## PROBLEM STATEMENT
Restate each of the lines given below, word for word.

### LISTED ENTRIES ###

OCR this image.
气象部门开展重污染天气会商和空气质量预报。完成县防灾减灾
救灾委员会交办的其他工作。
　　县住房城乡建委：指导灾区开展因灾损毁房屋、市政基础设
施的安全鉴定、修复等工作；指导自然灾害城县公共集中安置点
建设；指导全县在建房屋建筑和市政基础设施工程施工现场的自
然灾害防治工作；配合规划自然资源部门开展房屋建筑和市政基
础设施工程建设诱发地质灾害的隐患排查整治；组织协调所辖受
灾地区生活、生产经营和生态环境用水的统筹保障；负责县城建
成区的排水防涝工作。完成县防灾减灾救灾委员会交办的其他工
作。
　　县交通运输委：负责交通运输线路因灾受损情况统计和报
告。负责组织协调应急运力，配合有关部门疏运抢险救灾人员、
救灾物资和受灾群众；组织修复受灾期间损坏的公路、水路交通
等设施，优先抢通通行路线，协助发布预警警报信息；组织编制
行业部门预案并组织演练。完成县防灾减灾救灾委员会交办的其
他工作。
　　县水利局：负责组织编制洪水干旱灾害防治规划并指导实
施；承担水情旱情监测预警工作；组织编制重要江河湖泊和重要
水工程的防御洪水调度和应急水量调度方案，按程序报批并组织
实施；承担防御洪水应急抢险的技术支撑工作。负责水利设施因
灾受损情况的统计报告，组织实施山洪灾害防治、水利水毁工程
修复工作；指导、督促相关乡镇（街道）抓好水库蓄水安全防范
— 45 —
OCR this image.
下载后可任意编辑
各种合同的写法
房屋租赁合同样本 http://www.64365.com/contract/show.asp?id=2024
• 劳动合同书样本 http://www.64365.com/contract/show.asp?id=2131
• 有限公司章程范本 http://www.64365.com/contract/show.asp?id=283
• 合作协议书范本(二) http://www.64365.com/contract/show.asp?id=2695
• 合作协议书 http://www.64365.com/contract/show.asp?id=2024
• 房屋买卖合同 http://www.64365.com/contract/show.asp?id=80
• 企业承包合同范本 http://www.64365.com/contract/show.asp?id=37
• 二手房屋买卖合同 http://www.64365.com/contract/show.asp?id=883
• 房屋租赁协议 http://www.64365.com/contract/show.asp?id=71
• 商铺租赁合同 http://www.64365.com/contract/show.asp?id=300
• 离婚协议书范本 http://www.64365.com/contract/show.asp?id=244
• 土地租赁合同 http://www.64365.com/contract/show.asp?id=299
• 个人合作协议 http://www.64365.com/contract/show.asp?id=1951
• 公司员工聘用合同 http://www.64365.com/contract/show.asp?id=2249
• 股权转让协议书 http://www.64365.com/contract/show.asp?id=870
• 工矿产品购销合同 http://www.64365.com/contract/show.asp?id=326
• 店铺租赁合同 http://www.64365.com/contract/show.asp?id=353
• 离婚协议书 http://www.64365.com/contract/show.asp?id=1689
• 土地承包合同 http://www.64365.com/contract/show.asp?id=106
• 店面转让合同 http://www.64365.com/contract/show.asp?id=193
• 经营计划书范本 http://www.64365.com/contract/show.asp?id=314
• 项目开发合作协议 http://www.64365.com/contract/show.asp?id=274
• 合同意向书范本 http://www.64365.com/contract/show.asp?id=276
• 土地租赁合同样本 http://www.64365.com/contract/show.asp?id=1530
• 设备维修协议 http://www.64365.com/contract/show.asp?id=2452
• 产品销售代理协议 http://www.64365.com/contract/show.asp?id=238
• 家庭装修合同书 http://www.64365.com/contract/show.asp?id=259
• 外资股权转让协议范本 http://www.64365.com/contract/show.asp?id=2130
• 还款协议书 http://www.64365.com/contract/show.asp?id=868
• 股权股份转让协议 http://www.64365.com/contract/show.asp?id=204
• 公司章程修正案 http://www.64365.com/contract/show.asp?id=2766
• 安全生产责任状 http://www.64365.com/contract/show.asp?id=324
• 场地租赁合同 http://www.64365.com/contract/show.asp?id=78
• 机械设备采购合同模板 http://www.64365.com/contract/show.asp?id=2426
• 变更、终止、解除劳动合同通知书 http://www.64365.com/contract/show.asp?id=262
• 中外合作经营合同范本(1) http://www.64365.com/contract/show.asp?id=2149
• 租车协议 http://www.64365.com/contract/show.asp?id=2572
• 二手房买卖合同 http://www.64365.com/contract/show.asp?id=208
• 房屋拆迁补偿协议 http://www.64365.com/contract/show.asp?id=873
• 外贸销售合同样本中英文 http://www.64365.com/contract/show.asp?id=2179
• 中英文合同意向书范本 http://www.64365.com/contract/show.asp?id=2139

###

## FULL OUTPUT
OCR this image.
气象部门开展重污染天气会商和空气质量预报。完成县防灾减灾
救灾委员会交办的其他工作。
　　县住房城乡建委：指导灾区开展因灾损毁房屋、市政基础设
施的安全鉴定、修复等工作；指导自然灾害城县公共集中安置点
建设；指导全县在建房屋建筑和市政基础设施工程施工现场的自
然灾害防治工作；配合规划自然资源部门开展房屋建筑和市政基
础设施工程建设诱发地质灾害的隐患排查整治；组织协调所辖受
灾地区生活、生产经营和生态环境用水的统筹保障；负责县城建
成区的排水防涝工作。完成县防灾减灾救灾委员会交办的其他工
作。
　　县交通运输委：负责交通运输线路因灾受损情况统计和报
告。负责组织协调应急运力，配合有关部门疏运抢险救灾人员、
救灾物资和受灾群众；组织修复受灾期间损坏的公路、水路交通
等设施，优先抢通通行路线，协助发布预警警报信息；组织编制
行业部门预案并组织演练。完成县防灾减灾救灾委员会交办的其
他工作。
　　县水利局：负责组织编制洪水干旱灾害防治规划并指导实
施；承担水情旱情监测预警工作；组织编制重要江河湖泊和重要
水工程的防御洪水调度和应急水量调度方案，按程序报批并组织
实施；承担防御洪水应急抢险的技术支撑工作。负责水利设施因
灾受损情况的统计报告，组织实施山洪灾害防治、水利水毁工程
修复工作；指导、督促相关乡镇（街道）抓好水库蓄水安全防范
— 45 —
OCR this image.
下载后可任意编辑
各种合同的写法
房屋租赁合同样本 http://www.64365.com/contract/show.asp?id=2024
• 劳动合同书样本 http://www.64365.com/contract/show.asp?id=2131
• 有限公司章程范本 http://www.64365.com/contract/show.asp?id=283
• 合作协议书范本(二) http://www.64365.com/contract/show.asp?id=2695
• 合作协议书 http://www.64365.com/contract/show.asp?id=2024
• 房屋买卖合同 http://www.64365.com/contract/show.asp?id=80
• 企业承包合同范本 http://www.64365.com/contract/show.asp?id=37
• 二手房屋买卖合同 http://www.64365.com/contract/show.asp?id=883
• 房屋租赁协议 http://www.64365.com/contract/show.asp?id=71
• 商铺租赁合同 http://www.64365.com/contract/show.asp?id=300
• 离婚协议书范本 http://www.64365.com/contract/show.asp?id=244
• 土地租赁合同 http://www.64365.com/contract/show.asp?id=299
• 个人合作协议 http://www.64365.com/contract/show.asp?id=1951
• 公司员工聘用合同 http://www.64365.com/contract/show.asp?id=2249
• 股权转让协议书 http://www.64365.com/contract/show.asp?id=870
• 工矿产品购销合同 http://www.64365.com/contract/show.asp?id=326
• 店铺租赁合同 http://www.64365.com/contract/show.asp?id=353
• 离婚协议书 http://www.64365.com/contract/show.asp?id=1689
• 土地承包合同 http://www.64365.com/contract/show.asp?id=106
• 店面转让合同 http://www.64365.com/contract/show.asp?id=193
• 经营计划书范本 http://www.64365.com/contract/show.asp?id=314
• 项目开发合作协议 http://www.64365.com/contract/show.asp?id=274
• 合同意向书范本 http://www.64365.com/contract/show.asp?id=276
• 土地租赁合同样本 http://www.64365.com/contract/show.asp?id=1530
• 设备维修协议 http://www.64365.com/contract/show.asp?id=2452
• 产品销售代理协议 http://www.64365.com/contract/show.asp?id=238
• 家庭装修合同书 http://www.64365.com/contract/show.asp?id=259
• 外资股权转让协议范本 http://www.64365.com/contract/show.asp?id=2130
• 还款协议书 http://www.64365.com/contract/show.asp?id=868
• 股权股份转让协议 http://www.64365.com/contract/show.asp?id=204
• 公司章程修正案 http://www.64365.com/contract/show.asp?id=2766
• 安全生产责任状 http://www.64365.com/contract/show.asp?id=324
• 场地租赁合同 http://www.64365.com/contract/show.asp?id=78
• 机械设备采购合同模板 http://www.64365.com/contract/show.asp?id=2426
• 变更、终止、解除劳动合同通知书 http://www.64365.com/contract/show.asp?id=262
• 中外合作经营合同范本(1) http://www.64365.com/contract/show.asp?id=2149
• 租车协议 http://www.64365.com/contract/show.asp?id=2572
• 二手房买卖合同 http://www.64365.com/contract/show.asp?id=208
• 房屋拆迁补偿协议 http://www.64365.com/contract/show.asp?id=873
• 外贸销售合同样本中英文 http://www.64365.com/contract/show.asp?id=2179
• 中英文合同意向书范本 http://www.64365.com/contract/show.asp?id=2139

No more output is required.